DATA LINES:
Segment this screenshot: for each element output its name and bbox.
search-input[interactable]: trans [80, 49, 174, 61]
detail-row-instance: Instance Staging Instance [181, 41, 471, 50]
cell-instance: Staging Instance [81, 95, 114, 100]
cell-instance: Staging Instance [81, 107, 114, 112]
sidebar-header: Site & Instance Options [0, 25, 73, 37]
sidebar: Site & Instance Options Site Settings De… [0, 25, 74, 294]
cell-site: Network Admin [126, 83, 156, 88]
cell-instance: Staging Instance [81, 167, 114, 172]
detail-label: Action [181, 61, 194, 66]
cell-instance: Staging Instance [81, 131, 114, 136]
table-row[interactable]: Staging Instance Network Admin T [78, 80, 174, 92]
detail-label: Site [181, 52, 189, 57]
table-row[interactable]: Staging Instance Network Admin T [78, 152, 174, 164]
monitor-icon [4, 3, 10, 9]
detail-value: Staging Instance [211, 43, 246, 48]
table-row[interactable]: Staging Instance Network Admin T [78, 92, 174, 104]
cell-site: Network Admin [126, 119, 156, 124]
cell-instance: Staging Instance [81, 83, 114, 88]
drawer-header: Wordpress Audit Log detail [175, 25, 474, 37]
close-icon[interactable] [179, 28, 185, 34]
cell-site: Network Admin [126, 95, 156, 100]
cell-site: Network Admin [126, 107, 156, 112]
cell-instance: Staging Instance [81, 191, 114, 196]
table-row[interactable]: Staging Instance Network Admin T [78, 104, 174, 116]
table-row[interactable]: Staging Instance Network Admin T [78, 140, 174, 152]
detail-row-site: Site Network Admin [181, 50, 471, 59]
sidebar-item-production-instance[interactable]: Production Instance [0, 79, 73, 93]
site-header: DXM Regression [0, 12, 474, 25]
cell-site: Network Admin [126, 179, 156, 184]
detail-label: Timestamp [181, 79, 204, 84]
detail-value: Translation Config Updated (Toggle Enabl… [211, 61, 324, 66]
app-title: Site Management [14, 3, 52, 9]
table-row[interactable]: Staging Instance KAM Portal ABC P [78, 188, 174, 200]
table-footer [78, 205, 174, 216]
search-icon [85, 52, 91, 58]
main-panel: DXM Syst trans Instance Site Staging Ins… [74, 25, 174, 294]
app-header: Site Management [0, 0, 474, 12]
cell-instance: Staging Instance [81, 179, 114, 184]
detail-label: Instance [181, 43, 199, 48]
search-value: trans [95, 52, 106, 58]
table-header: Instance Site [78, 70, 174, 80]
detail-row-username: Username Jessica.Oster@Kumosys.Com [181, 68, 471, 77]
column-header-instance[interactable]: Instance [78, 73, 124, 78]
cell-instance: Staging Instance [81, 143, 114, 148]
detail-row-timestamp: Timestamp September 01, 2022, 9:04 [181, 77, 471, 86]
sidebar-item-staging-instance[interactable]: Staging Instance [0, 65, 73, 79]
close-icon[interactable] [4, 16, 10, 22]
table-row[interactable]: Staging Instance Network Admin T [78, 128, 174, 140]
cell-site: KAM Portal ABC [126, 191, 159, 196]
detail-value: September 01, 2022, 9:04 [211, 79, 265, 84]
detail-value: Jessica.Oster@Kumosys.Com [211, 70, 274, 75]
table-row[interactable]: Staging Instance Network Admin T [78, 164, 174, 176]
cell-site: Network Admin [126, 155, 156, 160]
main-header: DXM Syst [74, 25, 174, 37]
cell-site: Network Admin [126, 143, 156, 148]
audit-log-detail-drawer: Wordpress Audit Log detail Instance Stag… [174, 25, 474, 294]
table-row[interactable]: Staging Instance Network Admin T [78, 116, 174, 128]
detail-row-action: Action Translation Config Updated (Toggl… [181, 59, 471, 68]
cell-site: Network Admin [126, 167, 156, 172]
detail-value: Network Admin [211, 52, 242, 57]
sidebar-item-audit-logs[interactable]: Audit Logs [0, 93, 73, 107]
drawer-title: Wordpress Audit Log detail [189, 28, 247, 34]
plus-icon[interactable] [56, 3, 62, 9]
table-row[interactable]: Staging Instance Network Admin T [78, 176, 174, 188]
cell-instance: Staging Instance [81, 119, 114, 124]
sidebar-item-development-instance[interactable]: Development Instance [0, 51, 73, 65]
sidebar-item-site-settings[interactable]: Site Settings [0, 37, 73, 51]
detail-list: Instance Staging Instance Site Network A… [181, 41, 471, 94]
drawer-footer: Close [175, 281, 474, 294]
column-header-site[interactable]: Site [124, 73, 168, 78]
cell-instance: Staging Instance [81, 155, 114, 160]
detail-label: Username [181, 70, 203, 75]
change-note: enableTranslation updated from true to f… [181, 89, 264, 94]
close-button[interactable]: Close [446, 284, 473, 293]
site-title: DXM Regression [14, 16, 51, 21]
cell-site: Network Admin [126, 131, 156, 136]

TASK REQUIREMENTS: Reproduce each row above word for word, with no changes.

THE OUTPUT:
Segment this screenshot: for each element output its name and bbox.
search-input[interactable]: trans [80, 49, 174, 61]
detail-row-instance: Instance Staging Instance [181, 41, 471, 50]
cell-instance: Staging Instance [81, 95, 114, 100]
cell-instance: Staging Instance [81, 107, 114, 112]
sidebar-header: Site & Instance Options [0, 25, 73, 37]
sidebar: Site & Instance Options Site Settings De… [0, 25, 74, 294]
cell-site: Network Admin [126, 83, 156, 88]
cell-instance: Staging Instance [81, 167, 114, 172]
detail-label: Action [181, 61, 194, 66]
cell-instance: Staging Instance [81, 131, 114, 136]
table-row[interactable]: Staging Instance Network Admin T [78, 80, 174, 92]
detail-label: Site [181, 52, 189, 57]
table-row[interactable]: Staging Instance Network Admin T [78, 152, 174, 164]
monitor-icon [4, 3, 10, 9]
detail-value: Staging Instance [211, 43, 246, 48]
table-row[interactable]: Staging Instance Network Admin T [78, 92, 174, 104]
cell-site: Network Admin [126, 119, 156, 124]
cell-instance: Staging Instance [81, 83, 114, 88]
drawer-header: Wordpress Audit Log detail [175, 25, 474, 37]
close-icon[interactable] [179, 28, 185, 34]
cell-site: Network Admin [126, 95, 156, 100]
cell-site: Network Admin [126, 107, 156, 112]
cell-instance: Staging Instance [81, 191, 114, 196]
table-row[interactable]: Staging Instance Network Admin T [78, 104, 174, 116]
table-row[interactable]: Staging Instance Network Admin T [78, 140, 174, 152]
detail-row-site: Site Network Admin [181, 50, 471, 59]
sidebar-item-production-instance[interactable]: Production Instance [0, 79, 73, 93]
site-header: DXM Regression [0, 12, 474, 25]
cell-site: Network Admin [126, 179, 156, 184]
detail-label: Timestamp [181, 79, 204, 84]
detail-value: Translation Config Updated (Toggle Enabl… [211, 61, 324, 66]
app-title: Site Management [14, 3, 52, 9]
table-row[interactable]: Staging Instance KAM Portal ABC P [78, 188, 174, 200]
table-footer [78, 205, 174, 216]
search-icon [85, 52, 91, 58]
main-panel: DXM Syst trans Instance Site Staging Ins… [74, 25, 174, 294]
app-header: Site Management [0, 0, 474, 12]
cell-instance: Staging Instance [81, 179, 114, 184]
detail-label: Instance [181, 43, 199, 48]
search-value: trans [95, 52, 106, 58]
table-header: Instance Site [78, 70, 174, 80]
detail-row-username: Username Jessica.Oster@Kumosys.Com [181, 68, 471, 77]
column-header-instance[interactable]: Instance [78, 73, 124, 78]
cell-instance: Staging Instance [81, 143, 114, 148]
detail-row-timestamp: Timestamp September 01, 2022, 9:04 [181, 77, 471, 86]
sidebar-item-staging-instance[interactable]: Staging Instance [0, 65, 73, 79]
close-icon[interactable] [4, 16, 10, 22]
table-row[interactable]: Staging Instance Network Admin T [78, 128, 174, 140]
cell-site: KAM Portal ABC [126, 191, 159, 196]
detail-value: September 01, 2022, 9:04 [211, 79, 265, 84]
detail-value: Jessica.Oster@Kumosys.Com [211, 70, 274, 75]
table-row[interactable]: Staging Instance Network Admin T [78, 164, 174, 176]
cell-site: Network Admin [126, 155, 156, 160]
main-header: DXM Syst [74, 25, 174, 37]
cell-site: Network Admin [126, 143, 156, 148]
audit-log-detail-drawer: Wordpress Audit Log detail Instance Stag… [174, 25, 474, 294]
table-row[interactable]: Staging Instance Network Admin T [78, 116, 174, 128]
detail-row-action: Action Translation Config Updated (Toggl… [181, 59, 471, 68]
cell-site: Network Admin [126, 167, 156, 172]
detail-value: Network Admin [211, 52, 242, 57]
sidebar-item-audit-logs[interactable]: Audit Logs [0, 93, 73, 107]
drawer-title: Wordpress Audit Log detail [189, 28, 247, 34]
plus-icon[interactable] [56, 3, 62, 9]
table-row[interactable]: Staging Instance Network Admin T [78, 176, 174, 188]
cell-instance: Staging Instance [81, 119, 114, 124]
sidebar-item-development-instance[interactable]: Development Instance [0, 51, 73, 65]
sidebar-item-site-settings[interactable]: Site Settings [0, 37, 73, 51]
detail-list: Instance Staging Instance Site Network A… [181, 41, 471, 94]
drawer-footer: Close [175, 281, 474, 294]
column-header-site[interactable]: Site [124, 73, 168, 78]
cell-instance: Staging Instance [81, 155, 114, 160]
detail-label: Username [181, 70, 203, 75]
change-note: enableTranslation updated from true to f… [181, 89, 264, 94]
close-button[interactable]: Close [446, 284, 473, 293]
site-title: DXM Regression [14, 16, 51, 21]
cell-site: Network Admin [126, 131, 156, 136]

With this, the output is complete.